---------- MATERIAL

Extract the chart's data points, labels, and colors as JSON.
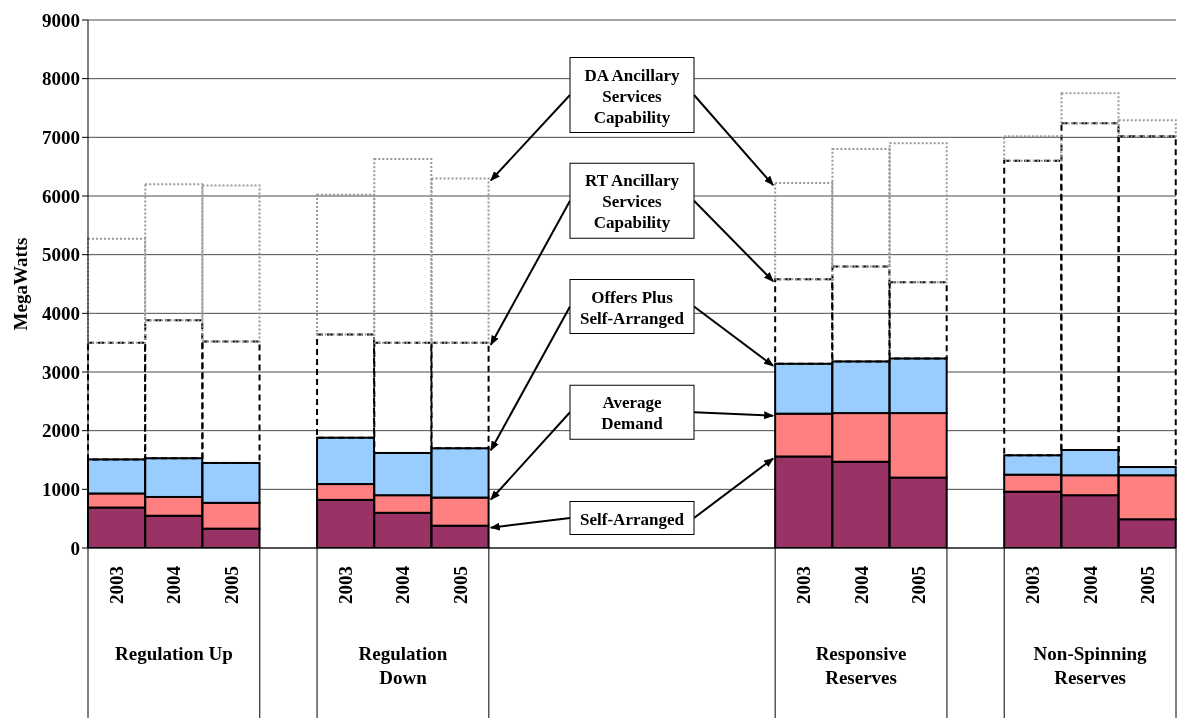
{
  "chart_data": {
    "type": "bar",
    "stacked": true,
    "ylabel": "MegaWatts",
    "categories": [
      "2003",
      "2004",
      "2005",
      null,
      "2003",
      "2004",
      "2005",
      null,
      null,
      null,
      null,
      null,
      "2003",
      "2004",
      "2005",
      null,
      "2003",
      "2004",
      "2005"
    ],
    "series": [
      {
        "name": "Self-Arranged",
        "color": "#993366",
        "values": [
          690,
          550,
          330,
          null,
          820,
          600,
          380,
          null,
          null,
          null,
          null,
          null,
          1560,
          1470,
          1200,
          null,
          960,
          900,
          490
        ]
      },
      {
        "name": "Average Demand",
        "color": "#ff8080",
        "values": [
          240,
          320,
          440,
          null,
          270,
          300,
          480,
          null,
          null,
          null,
          null,
          null,
          730,
          830,
          1100,
          null,
          290,
          340,
          750
        ]
      },
      {
        "name": "Offers Plus Self-Arranged",
        "color": "#99ccff",
        "values": [
          580,
          660,
          680,
          null,
          790,
          720,
          840,
          null,
          null,
          null,
          null,
          null,
          850,
          880,
          930,
          null,
          330,
          430,
          140
        ]
      },
      {
        "name": "RT Ancillary Services Capability",
        "color": "#000000",
        "line_style": "dashed",
        "values": [
          1990,
          2350,
          2070,
          null,
          1760,
          1880,
          1800,
          null,
          null,
          null,
          null,
          null,
          1440,
          1620,
          1300,
          null,
          5020,
          5570,
          5640
        ]
      },
      {
        "name": "DA Ancillary Services Capability",
        "color": "#999999",
        "line_style": "dotted",
        "values": [
          1770,
          2320,
          2660,
          null,
          2380,
          3130,
          2800,
          null,
          null,
          null,
          null,
          null,
          1640,
          2000,
          2370,
          null,
          420,
          510,
          270
        ]
      }
    ],
    "ylim": [
      0,
      9000
    ],
    "yticks": [
      0,
      1000,
      2000,
      3000,
      4000,
      5000,
      6000,
      7000,
      8000,
      9000
    ],
    "grid": "y",
    "annotations": [
      "Regulation Up",
      "Regulation Down",
      "Responsive Reserves",
      "Non-Spinning Reserves"
    ]
  }
}
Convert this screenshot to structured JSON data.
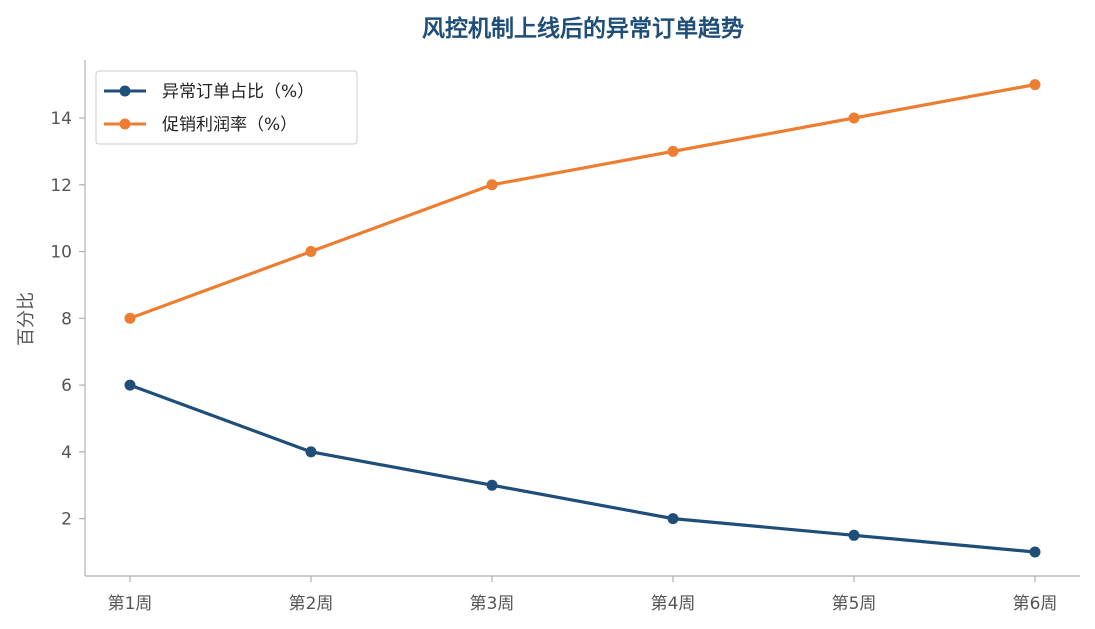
{
  "chart_data": {
    "type": "line",
    "title": "风控机制上线后的异常订单趋势",
    "xlabel": "",
    "ylabel": "百分比",
    "categories": [
      "第1周",
      "第2周",
      "第3周",
      "第4周",
      "第5周",
      "第6周"
    ],
    "ylim": [
      0.3,
      15.7
    ],
    "yticks": [
      2,
      4,
      6,
      8,
      10,
      12,
      14
    ],
    "grid": false,
    "legend_position": "top-left",
    "series": [
      {
        "name": "异常订单占比（%）",
        "color": "#1f4e79",
        "values": [
          6,
          4,
          3,
          2,
          1.5,
          1
        ]
      },
      {
        "name": "促销利润率（%）",
        "color": "#ed7d31",
        "values": [
          8,
          10,
          12,
          13,
          14,
          15
        ]
      }
    ]
  },
  "colors": {
    "title": "#1f4e79",
    "axis": "#b0b0b0",
    "tick_text": "#555555"
  }
}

--------------------

TASK GOAL:
Quote in full the listing given above; the images are to be left out.

EXERCISE RESPONSE:
Extract the chart's data points, labels, and colors as JSON.
{
  "chart_data": {
    "type": "bar",
    "stacked": true,
    "ylabel": "MegaWatts",
    "categories": [
      "2003",
      "2004",
      "2005",
      null,
      "2003",
      "2004",
      "2005",
      null,
      null,
      null,
      null,
      null,
      "2003",
      "2004",
      "2005",
      null,
      "2003",
      "2004",
      "2005"
    ],
    "series": [
      {
        "name": "Self-Arranged",
        "color": "#993366",
        "values": [
          690,
          550,
          330,
          null,
          820,
          600,
          380,
          null,
          null,
          null,
          null,
          null,
          1560,
          1470,
          1200,
          null,
          960,
          900,
          490
        ]
      },
      {
        "name": "Average Demand",
        "color": "#ff8080",
        "values": [
          240,
          320,
          440,
          null,
          270,
          300,
          480,
          null,
          null,
          null,
          null,
          null,
          730,
          830,
          1100,
          null,
          290,
          340,
          750
        ]
      },
      {
        "name": "Offers Plus Self-Arranged",
        "color": "#99ccff",
        "values": [
          580,
          660,
          680,
          null,
          790,
          720,
          840,
          null,
          null,
          null,
          null,
          null,
          850,
          880,
          930,
          null,
          330,
          430,
          140
        ]
      },
      {
        "name": "RT Ancillary Services Capability",
        "color": "#000000",
        "line_style": "dashed",
        "values": [
          1990,
          2350,
          2070,
          null,
          1760,
          1880,
          1800,
          null,
          null,
          null,
          null,
          null,
          1440,
          1620,
          1300,
          null,
          5020,
          5570,
          5640
        ]
      },
      {
        "name": "DA Ancillary Services Capability",
        "color": "#999999",
        "line_style": "dotted",
        "values": [
          1770,
          2320,
          2660,
          null,
          2380,
          3130,
          2800,
          null,
          null,
          null,
          null,
          null,
          1640,
          2000,
          2370,
          null,
          420,
          510,
          270
        ]
      }
    ],
    "ylim": [
      0,
      9000
    ],
    "yticks": [
      0,
      1000,
      2000,
      3000,
      4000,
      5000,
      6000,
      7000,
      8000,
      9000
    ],
    "grid": "y",
    "annotations": [
      "Regulation Up",
      "Regulation Down",
      "Responsive Reserves",
      "Non-Spinning Reserves"
    ]
  }
}
Convert this screenshot to structured JSON data.
{
  "chart_data": {
    "type": "line",
    "title": "风控机制上线后的异常订单趋势",
    "xlabel": "",
    "ylabel": "百分比",
    "categories": [
      "第1周",
      "第2周",
      "第3周",
      "第4周",
      "第5周",
      "第6周"
    ],
    "ylim": [
      0.3,
      15.7
    ],
    "yticks": [
      2,
      4,
      6,
      8,
      10,
      12,
      14
    ],
    "grid": false,
    "legend_position": "top-left",
    "series": [
      {
        "name": "异常订单占比（%）",
        "color": "#1f4e79",
        "values": [
          6,
          4,
          3,
          2,
          1.5,
          1
        ]
      },
      {
        "name": "促销利润率（%）",
        "color": "#ed7d31",
        "values": [
          8,
          10,
          12,
          13,
          14,
          15
        ]
      }
    ]
  },
  "colors": {
    "title": "#1f4e79",
    "axis": "#b0b0b0",
    "tick_text": "#555555"
  }
}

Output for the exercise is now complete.